__What you have to do__
Find and copy every line in the records that includes the string "this".

((

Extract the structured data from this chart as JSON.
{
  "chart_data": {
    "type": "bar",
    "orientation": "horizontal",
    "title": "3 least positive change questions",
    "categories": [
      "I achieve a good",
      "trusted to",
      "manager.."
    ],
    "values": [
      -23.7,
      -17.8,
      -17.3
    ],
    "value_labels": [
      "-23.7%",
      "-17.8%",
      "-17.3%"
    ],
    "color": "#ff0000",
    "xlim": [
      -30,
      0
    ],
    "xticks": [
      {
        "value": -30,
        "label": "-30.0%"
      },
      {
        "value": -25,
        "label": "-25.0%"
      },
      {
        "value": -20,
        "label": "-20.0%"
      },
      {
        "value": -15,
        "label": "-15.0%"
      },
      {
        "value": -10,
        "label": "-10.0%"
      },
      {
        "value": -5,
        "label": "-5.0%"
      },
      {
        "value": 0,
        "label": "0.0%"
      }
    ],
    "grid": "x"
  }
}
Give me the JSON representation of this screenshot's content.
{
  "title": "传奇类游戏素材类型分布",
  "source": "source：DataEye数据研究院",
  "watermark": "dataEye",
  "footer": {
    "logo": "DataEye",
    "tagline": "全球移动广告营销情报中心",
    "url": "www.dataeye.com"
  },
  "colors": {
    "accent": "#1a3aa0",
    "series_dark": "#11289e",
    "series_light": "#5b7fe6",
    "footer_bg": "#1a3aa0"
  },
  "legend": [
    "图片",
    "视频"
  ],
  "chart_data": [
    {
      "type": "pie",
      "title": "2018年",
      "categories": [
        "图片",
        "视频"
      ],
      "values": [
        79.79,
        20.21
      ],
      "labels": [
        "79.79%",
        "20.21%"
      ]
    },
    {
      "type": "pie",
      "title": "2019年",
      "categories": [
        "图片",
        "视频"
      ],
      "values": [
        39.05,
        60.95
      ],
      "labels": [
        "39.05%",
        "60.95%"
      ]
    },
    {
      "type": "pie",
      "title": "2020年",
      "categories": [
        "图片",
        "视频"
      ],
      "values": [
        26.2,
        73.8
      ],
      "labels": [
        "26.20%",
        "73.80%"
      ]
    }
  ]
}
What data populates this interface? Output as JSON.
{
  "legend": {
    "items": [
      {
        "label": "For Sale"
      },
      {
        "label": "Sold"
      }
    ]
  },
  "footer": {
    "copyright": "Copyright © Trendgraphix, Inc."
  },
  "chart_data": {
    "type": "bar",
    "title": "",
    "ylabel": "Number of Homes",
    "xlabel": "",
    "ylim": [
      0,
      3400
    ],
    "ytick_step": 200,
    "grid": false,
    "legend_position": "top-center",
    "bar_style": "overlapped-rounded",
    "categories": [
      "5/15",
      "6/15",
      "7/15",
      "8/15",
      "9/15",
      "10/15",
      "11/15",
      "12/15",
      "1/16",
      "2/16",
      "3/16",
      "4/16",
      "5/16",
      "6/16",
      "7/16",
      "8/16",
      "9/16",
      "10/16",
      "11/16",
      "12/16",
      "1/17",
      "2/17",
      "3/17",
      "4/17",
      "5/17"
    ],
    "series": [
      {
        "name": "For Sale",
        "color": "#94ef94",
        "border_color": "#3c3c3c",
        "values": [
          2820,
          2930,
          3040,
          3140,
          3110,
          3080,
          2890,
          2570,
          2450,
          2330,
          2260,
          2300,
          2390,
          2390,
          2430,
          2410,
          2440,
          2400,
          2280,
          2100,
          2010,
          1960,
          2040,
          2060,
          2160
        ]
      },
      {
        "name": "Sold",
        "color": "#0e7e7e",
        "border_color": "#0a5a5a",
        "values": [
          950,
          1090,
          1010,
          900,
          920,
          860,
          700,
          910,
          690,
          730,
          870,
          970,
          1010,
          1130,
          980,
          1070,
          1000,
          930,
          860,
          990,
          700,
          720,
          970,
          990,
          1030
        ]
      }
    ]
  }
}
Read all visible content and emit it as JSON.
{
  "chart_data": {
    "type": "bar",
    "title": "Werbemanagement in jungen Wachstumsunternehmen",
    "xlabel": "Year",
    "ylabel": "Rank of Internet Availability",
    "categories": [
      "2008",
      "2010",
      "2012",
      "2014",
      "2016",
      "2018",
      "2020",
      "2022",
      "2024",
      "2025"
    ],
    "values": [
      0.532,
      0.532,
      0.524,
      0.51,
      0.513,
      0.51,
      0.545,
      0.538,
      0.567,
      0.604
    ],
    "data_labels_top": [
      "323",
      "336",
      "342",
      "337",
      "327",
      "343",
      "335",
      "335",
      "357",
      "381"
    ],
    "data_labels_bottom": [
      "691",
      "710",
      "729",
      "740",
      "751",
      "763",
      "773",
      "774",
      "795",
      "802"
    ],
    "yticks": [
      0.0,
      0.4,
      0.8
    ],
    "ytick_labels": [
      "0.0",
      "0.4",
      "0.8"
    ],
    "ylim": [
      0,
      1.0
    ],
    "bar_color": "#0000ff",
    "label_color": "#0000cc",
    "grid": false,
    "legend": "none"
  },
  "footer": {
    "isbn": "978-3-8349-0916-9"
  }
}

))

__The reply__
Extract the structured data from this chart as JSON.
Give me the JSON representation of this screenshot's content.
What data populates this interface? Output as JSON.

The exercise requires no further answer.